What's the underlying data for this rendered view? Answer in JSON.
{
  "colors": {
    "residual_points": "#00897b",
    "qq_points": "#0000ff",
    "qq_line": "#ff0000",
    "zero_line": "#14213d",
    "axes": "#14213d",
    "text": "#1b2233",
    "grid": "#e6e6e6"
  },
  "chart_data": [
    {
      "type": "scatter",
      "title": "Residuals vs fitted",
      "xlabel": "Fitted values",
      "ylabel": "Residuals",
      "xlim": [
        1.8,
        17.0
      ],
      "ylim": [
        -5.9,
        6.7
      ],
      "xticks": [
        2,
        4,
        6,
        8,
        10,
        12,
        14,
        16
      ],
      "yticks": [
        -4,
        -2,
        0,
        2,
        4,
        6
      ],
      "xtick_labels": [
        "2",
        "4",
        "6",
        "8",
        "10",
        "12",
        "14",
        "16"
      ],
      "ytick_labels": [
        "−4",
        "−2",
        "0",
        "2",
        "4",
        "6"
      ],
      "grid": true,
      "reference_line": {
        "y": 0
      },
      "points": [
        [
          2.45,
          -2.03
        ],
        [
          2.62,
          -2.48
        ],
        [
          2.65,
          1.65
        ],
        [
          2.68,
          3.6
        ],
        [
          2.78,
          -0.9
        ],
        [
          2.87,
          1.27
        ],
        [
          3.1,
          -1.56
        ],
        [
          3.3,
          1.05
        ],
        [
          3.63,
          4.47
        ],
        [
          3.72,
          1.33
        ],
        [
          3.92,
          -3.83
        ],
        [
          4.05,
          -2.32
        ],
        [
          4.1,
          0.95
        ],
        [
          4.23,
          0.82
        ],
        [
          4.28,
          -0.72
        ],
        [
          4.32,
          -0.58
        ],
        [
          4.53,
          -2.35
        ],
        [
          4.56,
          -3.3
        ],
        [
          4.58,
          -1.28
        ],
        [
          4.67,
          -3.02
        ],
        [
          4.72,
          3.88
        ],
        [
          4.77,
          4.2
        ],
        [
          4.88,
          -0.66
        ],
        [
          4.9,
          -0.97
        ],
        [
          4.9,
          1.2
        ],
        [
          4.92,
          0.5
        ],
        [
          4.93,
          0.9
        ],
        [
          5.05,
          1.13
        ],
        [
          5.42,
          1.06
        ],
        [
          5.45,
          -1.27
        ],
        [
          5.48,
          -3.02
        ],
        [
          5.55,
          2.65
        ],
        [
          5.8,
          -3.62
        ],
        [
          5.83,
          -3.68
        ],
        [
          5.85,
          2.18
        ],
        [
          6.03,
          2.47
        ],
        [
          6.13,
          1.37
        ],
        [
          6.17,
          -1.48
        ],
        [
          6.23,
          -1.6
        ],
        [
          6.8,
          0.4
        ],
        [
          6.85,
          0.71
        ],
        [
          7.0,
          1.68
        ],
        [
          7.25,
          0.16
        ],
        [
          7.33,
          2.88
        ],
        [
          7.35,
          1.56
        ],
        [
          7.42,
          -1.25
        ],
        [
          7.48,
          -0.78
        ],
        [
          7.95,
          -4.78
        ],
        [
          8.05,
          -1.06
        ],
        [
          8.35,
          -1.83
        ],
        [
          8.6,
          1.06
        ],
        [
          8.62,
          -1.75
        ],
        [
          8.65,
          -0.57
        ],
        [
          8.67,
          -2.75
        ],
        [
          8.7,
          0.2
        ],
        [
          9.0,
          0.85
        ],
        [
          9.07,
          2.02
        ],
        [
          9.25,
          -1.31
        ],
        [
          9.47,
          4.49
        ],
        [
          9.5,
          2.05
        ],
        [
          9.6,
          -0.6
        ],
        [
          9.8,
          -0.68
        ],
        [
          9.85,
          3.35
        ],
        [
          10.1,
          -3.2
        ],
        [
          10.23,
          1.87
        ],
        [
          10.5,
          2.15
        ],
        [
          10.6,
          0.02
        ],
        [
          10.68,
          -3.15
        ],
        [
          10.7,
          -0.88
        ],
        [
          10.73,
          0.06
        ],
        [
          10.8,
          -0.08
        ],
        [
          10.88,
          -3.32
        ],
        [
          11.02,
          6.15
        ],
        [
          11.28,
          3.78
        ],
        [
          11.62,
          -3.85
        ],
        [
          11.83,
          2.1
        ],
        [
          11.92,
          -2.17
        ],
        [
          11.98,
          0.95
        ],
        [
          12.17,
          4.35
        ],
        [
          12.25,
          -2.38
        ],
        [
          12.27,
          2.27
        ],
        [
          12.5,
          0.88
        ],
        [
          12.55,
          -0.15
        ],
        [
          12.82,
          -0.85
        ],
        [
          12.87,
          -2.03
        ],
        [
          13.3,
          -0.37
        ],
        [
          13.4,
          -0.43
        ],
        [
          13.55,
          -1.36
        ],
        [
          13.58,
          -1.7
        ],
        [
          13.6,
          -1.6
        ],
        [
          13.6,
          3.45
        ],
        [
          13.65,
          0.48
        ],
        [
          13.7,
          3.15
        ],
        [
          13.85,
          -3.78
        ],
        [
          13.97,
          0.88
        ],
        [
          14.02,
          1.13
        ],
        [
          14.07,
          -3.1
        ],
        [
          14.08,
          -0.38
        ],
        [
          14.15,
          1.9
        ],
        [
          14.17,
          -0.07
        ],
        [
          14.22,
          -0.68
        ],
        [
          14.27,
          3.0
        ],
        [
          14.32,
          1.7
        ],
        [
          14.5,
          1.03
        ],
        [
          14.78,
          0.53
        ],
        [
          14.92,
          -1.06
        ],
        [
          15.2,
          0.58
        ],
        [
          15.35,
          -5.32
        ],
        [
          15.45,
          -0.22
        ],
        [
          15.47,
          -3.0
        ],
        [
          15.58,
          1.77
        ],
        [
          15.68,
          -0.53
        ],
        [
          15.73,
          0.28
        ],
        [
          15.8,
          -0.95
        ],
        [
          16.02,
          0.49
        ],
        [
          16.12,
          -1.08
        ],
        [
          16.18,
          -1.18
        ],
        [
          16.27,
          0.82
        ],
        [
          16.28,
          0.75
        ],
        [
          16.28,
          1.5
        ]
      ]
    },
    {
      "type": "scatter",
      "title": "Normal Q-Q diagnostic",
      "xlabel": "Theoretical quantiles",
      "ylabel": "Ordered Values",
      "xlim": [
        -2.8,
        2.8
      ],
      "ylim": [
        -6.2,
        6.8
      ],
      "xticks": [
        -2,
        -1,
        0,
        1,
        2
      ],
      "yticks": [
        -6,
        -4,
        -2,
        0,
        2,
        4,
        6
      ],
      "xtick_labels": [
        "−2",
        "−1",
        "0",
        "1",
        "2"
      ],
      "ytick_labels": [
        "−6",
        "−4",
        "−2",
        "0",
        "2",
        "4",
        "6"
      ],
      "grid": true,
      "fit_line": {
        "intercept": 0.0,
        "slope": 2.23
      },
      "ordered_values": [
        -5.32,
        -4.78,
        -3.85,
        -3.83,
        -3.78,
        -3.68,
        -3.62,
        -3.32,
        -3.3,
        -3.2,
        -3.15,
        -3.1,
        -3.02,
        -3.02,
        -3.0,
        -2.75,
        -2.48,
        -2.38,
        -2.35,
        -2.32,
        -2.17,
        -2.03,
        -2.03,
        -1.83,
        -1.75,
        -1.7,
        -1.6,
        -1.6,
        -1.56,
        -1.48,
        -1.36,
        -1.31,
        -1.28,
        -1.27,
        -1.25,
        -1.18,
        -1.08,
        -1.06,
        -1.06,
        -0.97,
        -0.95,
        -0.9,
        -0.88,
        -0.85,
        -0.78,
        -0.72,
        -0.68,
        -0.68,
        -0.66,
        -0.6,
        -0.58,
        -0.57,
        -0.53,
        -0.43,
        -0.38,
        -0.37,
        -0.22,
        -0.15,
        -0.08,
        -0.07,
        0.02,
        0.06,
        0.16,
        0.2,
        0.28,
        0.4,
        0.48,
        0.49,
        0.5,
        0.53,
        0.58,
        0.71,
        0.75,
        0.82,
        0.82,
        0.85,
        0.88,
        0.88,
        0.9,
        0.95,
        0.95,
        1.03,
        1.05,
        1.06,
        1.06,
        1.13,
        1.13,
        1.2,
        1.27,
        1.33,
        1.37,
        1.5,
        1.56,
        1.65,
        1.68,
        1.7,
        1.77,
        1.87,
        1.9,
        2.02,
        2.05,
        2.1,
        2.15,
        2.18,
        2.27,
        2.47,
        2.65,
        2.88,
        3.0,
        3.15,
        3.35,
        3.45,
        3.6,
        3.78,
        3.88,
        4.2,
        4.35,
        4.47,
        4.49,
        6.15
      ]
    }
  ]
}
------------------------------------
Pull every line containing "ylabel" from the data.

      "ylabel": "Residuals",
      "ylabel": "Ordered Values",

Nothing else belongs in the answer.